Saved entries:
┌──

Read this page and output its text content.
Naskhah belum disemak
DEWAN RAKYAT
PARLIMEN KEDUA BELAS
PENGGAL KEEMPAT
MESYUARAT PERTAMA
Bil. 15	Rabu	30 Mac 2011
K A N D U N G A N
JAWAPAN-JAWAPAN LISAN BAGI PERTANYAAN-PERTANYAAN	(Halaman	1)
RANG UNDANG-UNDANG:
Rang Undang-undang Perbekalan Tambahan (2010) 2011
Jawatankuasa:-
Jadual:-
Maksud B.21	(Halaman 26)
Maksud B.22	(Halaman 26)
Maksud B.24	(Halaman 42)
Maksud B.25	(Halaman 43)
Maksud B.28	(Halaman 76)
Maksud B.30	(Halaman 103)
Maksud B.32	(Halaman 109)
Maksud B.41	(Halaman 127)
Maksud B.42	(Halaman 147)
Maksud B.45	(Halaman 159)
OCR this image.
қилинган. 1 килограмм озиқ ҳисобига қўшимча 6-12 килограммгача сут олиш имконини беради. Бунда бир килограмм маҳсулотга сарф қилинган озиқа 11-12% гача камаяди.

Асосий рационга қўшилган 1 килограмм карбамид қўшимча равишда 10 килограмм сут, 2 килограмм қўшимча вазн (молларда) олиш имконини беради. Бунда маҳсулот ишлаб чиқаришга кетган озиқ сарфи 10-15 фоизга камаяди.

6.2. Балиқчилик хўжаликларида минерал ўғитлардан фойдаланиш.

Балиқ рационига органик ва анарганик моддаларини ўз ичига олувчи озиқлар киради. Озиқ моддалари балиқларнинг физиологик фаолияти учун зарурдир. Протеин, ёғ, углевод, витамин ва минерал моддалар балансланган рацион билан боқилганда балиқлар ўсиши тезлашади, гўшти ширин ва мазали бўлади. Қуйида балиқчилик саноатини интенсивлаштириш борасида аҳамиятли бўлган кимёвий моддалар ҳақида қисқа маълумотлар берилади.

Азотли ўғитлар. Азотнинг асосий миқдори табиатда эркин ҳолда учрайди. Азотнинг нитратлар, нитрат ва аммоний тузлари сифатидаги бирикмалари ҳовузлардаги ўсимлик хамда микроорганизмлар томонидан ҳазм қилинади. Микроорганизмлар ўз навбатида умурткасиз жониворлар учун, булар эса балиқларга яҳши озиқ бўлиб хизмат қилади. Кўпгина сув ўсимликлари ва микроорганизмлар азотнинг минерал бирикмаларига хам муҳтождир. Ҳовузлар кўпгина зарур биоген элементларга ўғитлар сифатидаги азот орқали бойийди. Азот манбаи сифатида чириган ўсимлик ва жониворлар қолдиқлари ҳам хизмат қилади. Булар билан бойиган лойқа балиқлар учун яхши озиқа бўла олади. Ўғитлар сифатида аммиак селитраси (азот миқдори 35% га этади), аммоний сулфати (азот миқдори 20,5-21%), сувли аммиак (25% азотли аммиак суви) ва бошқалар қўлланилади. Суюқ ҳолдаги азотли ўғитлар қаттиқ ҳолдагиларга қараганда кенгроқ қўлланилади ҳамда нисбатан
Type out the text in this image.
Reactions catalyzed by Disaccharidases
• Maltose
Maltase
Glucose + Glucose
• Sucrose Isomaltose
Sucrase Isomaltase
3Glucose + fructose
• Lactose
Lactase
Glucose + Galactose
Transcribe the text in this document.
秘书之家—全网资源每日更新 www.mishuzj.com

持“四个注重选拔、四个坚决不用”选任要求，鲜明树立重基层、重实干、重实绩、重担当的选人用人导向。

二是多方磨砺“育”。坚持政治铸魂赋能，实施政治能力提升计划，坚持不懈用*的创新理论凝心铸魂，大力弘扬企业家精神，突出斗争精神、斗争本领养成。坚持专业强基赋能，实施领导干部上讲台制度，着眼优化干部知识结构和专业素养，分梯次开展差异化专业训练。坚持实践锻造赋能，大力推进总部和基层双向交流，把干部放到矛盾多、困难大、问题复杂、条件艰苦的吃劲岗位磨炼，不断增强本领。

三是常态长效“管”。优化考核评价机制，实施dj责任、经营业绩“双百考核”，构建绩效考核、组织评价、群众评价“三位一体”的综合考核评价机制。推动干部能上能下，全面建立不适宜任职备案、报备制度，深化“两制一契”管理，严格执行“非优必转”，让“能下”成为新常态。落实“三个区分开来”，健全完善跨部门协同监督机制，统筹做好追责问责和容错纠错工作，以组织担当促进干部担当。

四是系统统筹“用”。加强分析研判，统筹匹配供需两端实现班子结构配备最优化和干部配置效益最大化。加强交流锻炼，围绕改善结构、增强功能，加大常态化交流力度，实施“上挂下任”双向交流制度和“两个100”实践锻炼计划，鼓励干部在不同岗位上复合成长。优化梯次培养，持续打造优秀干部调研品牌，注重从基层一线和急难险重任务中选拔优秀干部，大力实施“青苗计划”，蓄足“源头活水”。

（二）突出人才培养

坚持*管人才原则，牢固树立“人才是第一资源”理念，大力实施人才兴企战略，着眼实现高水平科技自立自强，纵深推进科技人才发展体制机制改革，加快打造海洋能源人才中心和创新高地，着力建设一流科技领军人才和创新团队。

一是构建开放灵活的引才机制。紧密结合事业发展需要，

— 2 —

└──

▶ [What to do]: Print the records once more, exactly as they were given.

▶ [Written reply]:
Read this page and output its text content.
Naskhah belum disemak
DEWAN RAKYAT
PARLIMEN KEDUA BELAS
PENGGAL KEEMPAT
MESYUARAT PERTAMA
Bil. 15	Rabu	30 Mac 2011
K A N D U N G A N
JAWAPAN-JAWAPAN LISAN BAGI PERTANYAAN-PERTANYAAN	(Halaman	1)
RANG UNDANG-UNDANG:
Rang Undang-undang Perbekalan Tambahan (2010) 2011
Jawatankuasa:-
Jadual:-
Maksud B.21	(Halaman 26)
Maksud B.22	(Halaman 26)
Maksud B.24	(Halaman 42)
Maksud B.25	(Halaman 43)
Maksud B.28	(Halaman 76)
Maksud B.30	(Halaman 103)
Maksud B.32	(Halaman 109)
Maksud B.41	(Halaman 127)
Maksud B.42	(Halaman 147)
Maksud B.45	(Halaman 159)
OCR this image.
қилинган. 1 килограмм озиқ ҳисобига қўшимча 6-12 килограммгача сут олиш имконини беради. Бунда бир килограмм маҳсулотга сарф қилинган озиқа 11-12% гача камаяди.

Асосий рационга қўшилган 1 килограмм карбамид қўшимча равишда 10 килограмм сут, 2 килограмм қўшимча вазн (молларда) олиш имконини беради. Бунда маҳсулот ишлаб чиқаришга кетган озиқ сарфи 10-15 фоизга камаяди.

6.2. Балиқчилик хўжаликларида минерал ўғитлардан фойдаланиш.

Балиқ рационига органик ва анарганик моддаларини ўз ичига олувчи озиқлар киради. Озиқ моддалари балиқларнинг физиологик фаолияти учун зарурдир. Протеин, ёғ, углевод, витамин ва минерал моддалар балансланган рацион билан боқилганда балиқлар ўсиши тезлашади, гўшти ширин ва мазали бўлади. Қуйида балиқчилик саноатини интенсивлаштириш борасида аҳамиятли бўлган кимёвий моддалар ҳақида қисқа маълумотлар берилади.

Азотли ўғитлар. Азотнинг асосий миқдори табиатда эркин ҳолда учрайди. Азотнинг нитратлар, нитрат ва аммоний тузлари сифатидаги бирикмалари ҳовузлардаги ўсимлик хамда микроорганизмлар томонидан ҳазм қилинади. Микроорганизмлар ўз навбатида умурткасиз жониворлар учун, булар эса балиқларга яҳши озиқ бўлиб хизмат қилади. Кўпгина сув ўсимликлари ва микроорганизмлар азотнинг минерал бирикмаларига хам муҳтождир. Ҳовузлар кўпгина зарур биоген элементларга ўғитлар сифатидаги азот орқали бойийди. Азот манбаи сифатида чириган ўсимлик ва жониворлар қолдиқлари ҳам хизмат қилади. Булар билан бойиган лойқа балиқлар учун яхши озиқа бўла олади. Ўғитлар сифатида аммиак селитраси (азот миқдори 35% га этади), аммоний сулфати (азот миқдори 20,5-21%), сувли аммиак (25% азотли аммиак суви) ва бошқалар қўлланилади. Суюқ ҳолдаги азотли ўғитлар қаттиқ ҳолдагиларга қараганда кенгроқ қўлланилади ҳамда нисбатан
Type out the text in this image.
Reactions catalyzed by Disaccharidases
• Maltose
Maltase
Glucose + Glucose
• Sucrose Isomaltose
Sucrase Isomaltase
3Glucose + fructose
• Lactose
Lactase
Glucose + Galactose
Transcribe the text in this document.
秘书之家—全网资源每日更新 www.mishuzj.com

持“四个注重选拔、四个坚决不用”选任要求，鲜明树立重基层、重实干、重实绩、重担当的选人用人导向。

二是多方磨砺“育”。坚持政治铸魂赋能，实施政治能力提升计划，坚持不懈用*的创新理论凝心铸魂，大力弘扬企业家精神，突出斗争精神、斗争本领养成。坚持专业强基赋能，实施领导干部上讲台制度，着眼优化干部知识结构和专业素养，分梯次开展差异化专业训练。坚持实践锻造赋能，大力推进总部和基层双向交流，把干部放到矛盾多、困难大、问题复杂、条件艰苦的吃劲岗位磨炼，不断增强本领。

三是常态长效“管”。优化考核评价机制，实施dj责任、经营业绩“双百考核”，构建绩效考核、组织评价、群众评价“三位一体”的综合考核评价机制。推动干部能上能下，全面建立不适宜任职备案、报备制度，深化“两制一契”管理，严格执行“非优必转”，让“能下”成为新常态。落实“三个区分开来”，健全完善跨部门协同监督机制，统筹做好追责问责和容错纠错工作，以组织担当促进干部担当。

四是系统统筹“用”。加强分析研判，统筹匹配供需两端实现班子结构配备最优化和干部配置效益最大化。加强交流锻炼，围绕改善结构、增强功能，加大常态化交流力度，实施“上挂下任”双向交流制度和“两个100”实践锻炼计划，鼓励干部在不同岗位上复合成长。优化梯次培养，持续打造优秀干部调研品牌，注重从基层一线和急难险重任务中选拔优秀干部，大力实施“青苗计划”，蓄足“源头活水”。

（二）突出人才培养

坚持*管人才原则，牢固树立“人才是第一资源”理念，大力实施人才兴企战略，着眼实现高水平科技自立自强，纵深推进科技人才发展体制机制改革，加快打造海洋能源人才中心和创新高地，着力建设一流科技领军人才和创新团队。

一是构建开放灵活的引才机制。紧密结合事业发展需要，

— 2 —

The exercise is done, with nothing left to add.